§ TASK REQUIREMENTS: Among the records below, find each line that includes the string "keyword" and copy it.

Dataset items
↓↓↓
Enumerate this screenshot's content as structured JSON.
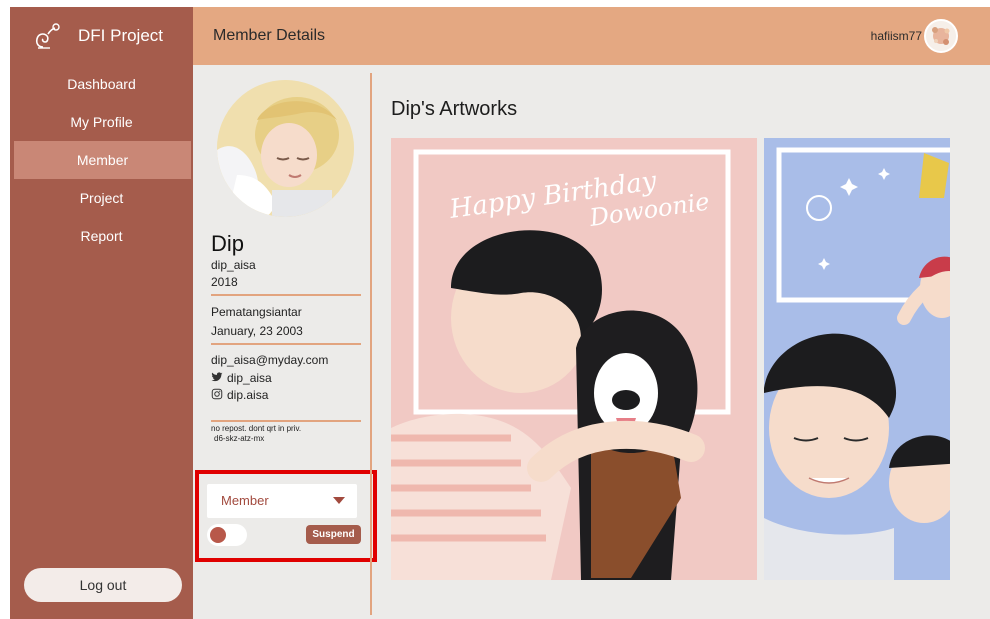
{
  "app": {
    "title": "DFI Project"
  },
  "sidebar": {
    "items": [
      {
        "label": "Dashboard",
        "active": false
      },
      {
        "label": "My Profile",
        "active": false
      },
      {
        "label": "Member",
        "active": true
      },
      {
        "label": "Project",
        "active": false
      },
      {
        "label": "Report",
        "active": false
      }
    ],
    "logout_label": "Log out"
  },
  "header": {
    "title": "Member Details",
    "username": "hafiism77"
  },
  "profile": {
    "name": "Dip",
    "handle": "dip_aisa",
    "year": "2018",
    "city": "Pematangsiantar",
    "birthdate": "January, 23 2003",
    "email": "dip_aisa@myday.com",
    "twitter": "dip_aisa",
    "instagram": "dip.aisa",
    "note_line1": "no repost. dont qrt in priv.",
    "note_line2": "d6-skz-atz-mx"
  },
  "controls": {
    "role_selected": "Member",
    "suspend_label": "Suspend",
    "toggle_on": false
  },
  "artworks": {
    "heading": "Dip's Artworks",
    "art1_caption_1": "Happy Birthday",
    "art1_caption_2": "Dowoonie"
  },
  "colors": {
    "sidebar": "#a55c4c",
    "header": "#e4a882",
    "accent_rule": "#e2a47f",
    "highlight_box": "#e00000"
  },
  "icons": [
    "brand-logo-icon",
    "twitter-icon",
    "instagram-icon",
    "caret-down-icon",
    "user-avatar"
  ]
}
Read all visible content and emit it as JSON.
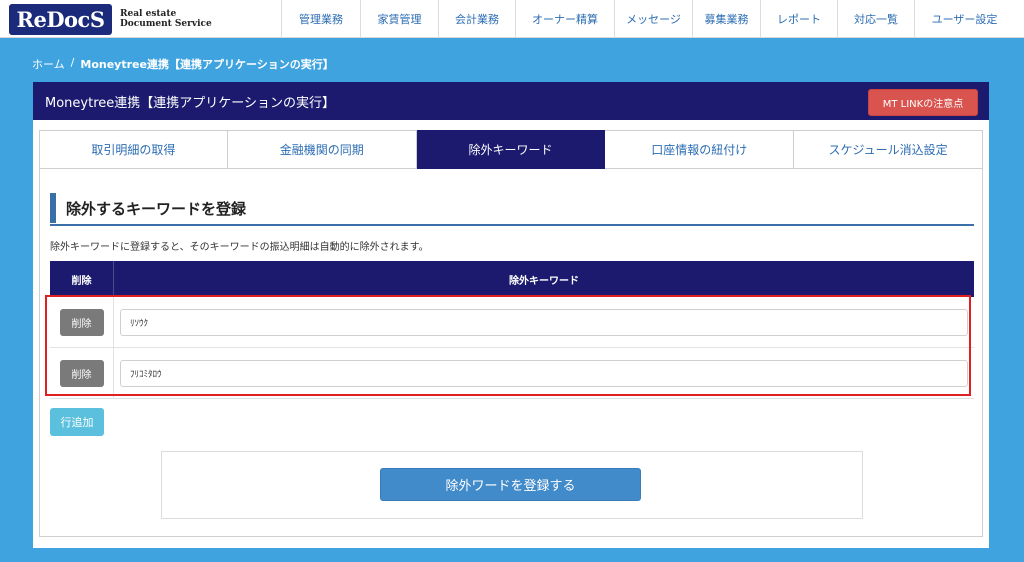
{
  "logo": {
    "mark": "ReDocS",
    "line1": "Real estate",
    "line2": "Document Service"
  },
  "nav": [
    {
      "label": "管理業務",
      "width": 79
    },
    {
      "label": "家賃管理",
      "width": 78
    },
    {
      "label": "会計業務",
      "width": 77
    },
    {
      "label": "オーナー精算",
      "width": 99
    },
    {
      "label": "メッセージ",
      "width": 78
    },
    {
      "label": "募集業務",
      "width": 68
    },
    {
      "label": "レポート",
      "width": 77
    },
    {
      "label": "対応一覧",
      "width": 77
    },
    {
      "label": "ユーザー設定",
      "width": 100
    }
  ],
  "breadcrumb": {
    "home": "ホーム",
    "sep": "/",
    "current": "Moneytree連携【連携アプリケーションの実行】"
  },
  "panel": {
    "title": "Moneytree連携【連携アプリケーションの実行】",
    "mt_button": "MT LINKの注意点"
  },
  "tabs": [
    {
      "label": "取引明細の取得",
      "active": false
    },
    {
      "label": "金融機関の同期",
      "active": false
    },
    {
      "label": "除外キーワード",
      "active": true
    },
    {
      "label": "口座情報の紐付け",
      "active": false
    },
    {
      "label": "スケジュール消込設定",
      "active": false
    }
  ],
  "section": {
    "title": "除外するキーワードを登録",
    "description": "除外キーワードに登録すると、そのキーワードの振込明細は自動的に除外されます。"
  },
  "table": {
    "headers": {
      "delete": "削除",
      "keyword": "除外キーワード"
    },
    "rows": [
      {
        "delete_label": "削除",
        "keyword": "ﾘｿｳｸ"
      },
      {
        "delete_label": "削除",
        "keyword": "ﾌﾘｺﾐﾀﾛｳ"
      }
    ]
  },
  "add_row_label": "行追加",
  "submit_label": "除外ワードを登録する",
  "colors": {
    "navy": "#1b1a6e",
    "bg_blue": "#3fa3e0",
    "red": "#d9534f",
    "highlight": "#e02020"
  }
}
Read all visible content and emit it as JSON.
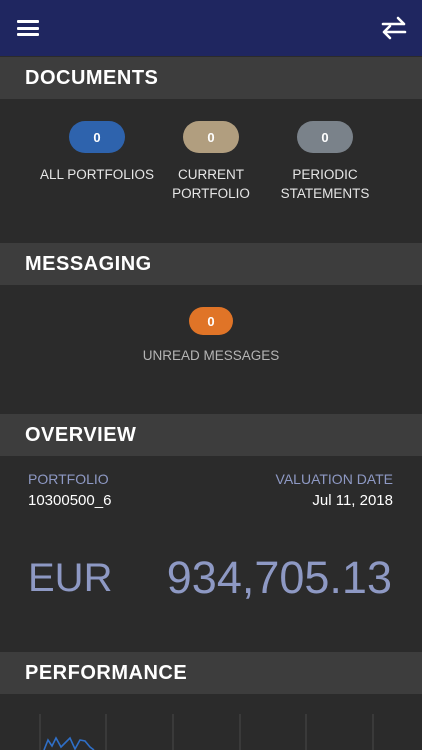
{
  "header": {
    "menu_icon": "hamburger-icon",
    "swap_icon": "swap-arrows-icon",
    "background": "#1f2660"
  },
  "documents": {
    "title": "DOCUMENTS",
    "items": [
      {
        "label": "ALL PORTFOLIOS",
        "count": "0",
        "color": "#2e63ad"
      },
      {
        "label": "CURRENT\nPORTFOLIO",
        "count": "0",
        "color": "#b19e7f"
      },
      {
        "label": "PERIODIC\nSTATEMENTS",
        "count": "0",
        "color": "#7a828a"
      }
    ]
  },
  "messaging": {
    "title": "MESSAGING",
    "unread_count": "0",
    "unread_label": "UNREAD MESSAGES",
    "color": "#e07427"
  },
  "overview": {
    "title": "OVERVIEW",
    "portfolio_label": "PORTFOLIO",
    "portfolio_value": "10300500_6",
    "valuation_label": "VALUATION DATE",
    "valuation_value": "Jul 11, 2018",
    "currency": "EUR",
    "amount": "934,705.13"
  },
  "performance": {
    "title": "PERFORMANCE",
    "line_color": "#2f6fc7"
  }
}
↑↑↑
↓↓↓
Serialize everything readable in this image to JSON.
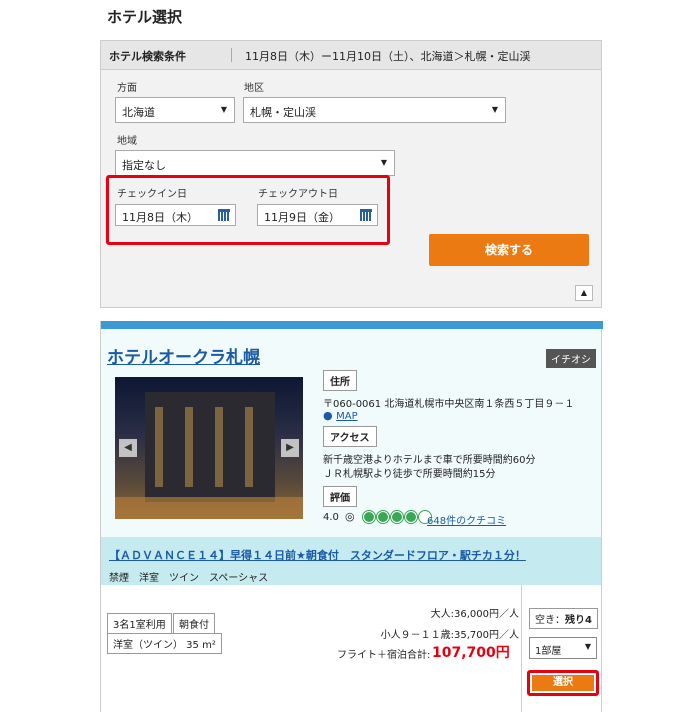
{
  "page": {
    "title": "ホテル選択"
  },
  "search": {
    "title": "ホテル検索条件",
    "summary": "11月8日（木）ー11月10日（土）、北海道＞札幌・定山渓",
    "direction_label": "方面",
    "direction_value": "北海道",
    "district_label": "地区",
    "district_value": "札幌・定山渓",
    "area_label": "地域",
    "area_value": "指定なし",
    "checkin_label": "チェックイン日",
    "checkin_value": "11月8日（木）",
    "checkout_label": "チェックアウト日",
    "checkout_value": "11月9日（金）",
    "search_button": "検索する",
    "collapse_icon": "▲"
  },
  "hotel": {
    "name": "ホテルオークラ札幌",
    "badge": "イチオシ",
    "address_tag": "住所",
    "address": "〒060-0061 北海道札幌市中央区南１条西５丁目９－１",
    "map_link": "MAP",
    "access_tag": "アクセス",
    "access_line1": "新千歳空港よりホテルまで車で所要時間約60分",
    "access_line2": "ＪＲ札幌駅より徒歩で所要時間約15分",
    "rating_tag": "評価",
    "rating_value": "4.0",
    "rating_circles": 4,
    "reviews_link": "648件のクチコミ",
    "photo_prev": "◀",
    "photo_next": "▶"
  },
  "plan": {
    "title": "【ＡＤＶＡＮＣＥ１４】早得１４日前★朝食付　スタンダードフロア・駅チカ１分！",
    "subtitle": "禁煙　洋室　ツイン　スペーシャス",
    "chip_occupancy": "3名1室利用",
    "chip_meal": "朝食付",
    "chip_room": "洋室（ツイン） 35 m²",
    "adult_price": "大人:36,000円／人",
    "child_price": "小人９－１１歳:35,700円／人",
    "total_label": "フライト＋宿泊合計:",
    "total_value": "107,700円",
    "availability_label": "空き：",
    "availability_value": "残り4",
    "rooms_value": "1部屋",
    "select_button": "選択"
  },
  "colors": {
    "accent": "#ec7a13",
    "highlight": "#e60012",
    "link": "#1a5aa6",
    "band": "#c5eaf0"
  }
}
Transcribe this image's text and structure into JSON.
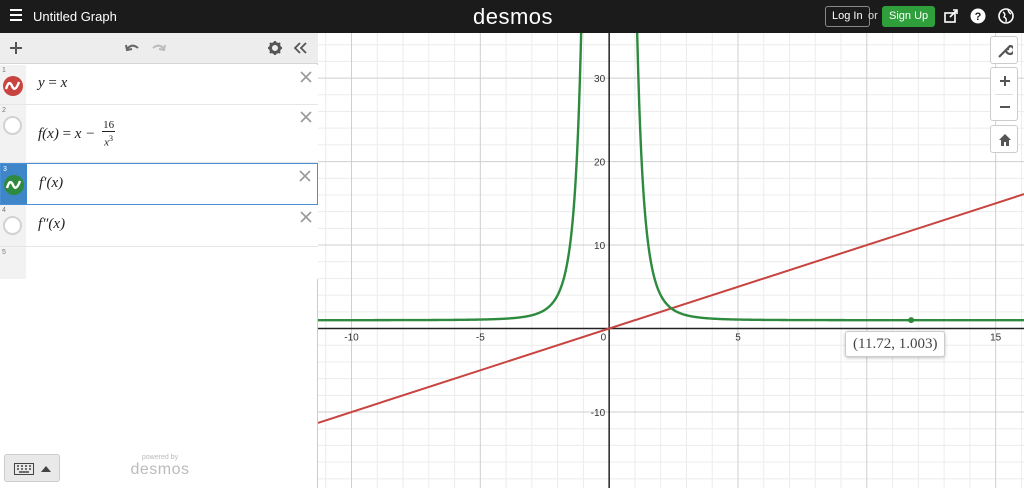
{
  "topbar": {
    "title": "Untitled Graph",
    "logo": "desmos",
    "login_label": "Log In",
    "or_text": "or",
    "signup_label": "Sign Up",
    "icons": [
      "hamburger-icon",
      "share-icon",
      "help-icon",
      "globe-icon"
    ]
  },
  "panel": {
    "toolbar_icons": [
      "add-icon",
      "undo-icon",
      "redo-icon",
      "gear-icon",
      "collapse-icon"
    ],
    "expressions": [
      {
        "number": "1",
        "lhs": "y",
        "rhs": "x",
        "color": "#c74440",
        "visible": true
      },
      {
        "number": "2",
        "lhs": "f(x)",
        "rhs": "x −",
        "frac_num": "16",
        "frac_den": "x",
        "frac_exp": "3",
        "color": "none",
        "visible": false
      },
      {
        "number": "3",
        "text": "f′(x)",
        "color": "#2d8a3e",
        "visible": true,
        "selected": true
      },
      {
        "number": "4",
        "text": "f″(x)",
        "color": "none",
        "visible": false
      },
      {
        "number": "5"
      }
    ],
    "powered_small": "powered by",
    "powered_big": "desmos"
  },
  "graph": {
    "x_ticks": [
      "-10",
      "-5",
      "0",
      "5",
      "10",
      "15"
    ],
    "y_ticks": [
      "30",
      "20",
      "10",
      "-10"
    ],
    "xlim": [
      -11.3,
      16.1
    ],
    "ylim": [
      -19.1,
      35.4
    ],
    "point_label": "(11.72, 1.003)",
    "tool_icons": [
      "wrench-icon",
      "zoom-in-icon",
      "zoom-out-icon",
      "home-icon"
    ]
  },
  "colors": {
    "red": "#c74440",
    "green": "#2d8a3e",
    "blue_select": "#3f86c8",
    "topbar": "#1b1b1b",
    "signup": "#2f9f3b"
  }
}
↑↑↑
↓↓↓
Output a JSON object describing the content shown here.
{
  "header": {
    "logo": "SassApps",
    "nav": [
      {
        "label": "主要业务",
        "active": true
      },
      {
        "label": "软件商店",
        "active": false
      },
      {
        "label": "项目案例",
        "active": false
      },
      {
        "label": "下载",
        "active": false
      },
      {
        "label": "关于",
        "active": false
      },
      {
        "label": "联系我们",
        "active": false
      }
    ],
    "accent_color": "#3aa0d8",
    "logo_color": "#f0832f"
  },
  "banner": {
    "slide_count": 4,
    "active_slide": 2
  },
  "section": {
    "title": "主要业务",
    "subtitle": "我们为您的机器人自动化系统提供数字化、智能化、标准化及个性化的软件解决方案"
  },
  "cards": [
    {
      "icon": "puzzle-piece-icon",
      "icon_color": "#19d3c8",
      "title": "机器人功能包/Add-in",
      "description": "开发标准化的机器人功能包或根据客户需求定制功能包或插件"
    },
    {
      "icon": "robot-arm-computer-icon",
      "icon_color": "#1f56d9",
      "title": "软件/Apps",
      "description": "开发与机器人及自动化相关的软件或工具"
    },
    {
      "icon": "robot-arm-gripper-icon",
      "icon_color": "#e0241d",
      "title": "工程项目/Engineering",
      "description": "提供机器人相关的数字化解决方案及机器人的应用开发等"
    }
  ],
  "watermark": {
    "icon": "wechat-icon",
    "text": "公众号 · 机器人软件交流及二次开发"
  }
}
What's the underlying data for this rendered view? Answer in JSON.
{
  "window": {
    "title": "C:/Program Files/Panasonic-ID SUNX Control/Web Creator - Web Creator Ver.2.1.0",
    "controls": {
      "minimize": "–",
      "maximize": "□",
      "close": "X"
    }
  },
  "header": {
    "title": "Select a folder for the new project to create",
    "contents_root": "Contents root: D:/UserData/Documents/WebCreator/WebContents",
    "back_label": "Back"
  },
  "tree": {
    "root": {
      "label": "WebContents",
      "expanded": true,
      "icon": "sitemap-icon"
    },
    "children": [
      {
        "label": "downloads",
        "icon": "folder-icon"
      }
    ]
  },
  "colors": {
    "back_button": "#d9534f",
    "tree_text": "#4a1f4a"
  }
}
↑↑↑
§ PROBLEM SOLUTION:
      "keyword": "除外キーワード"
        "keyword": "ﾘｿｳｸ"
        "keyword": "ﾌﾘｺﾐﾀﾛｳ"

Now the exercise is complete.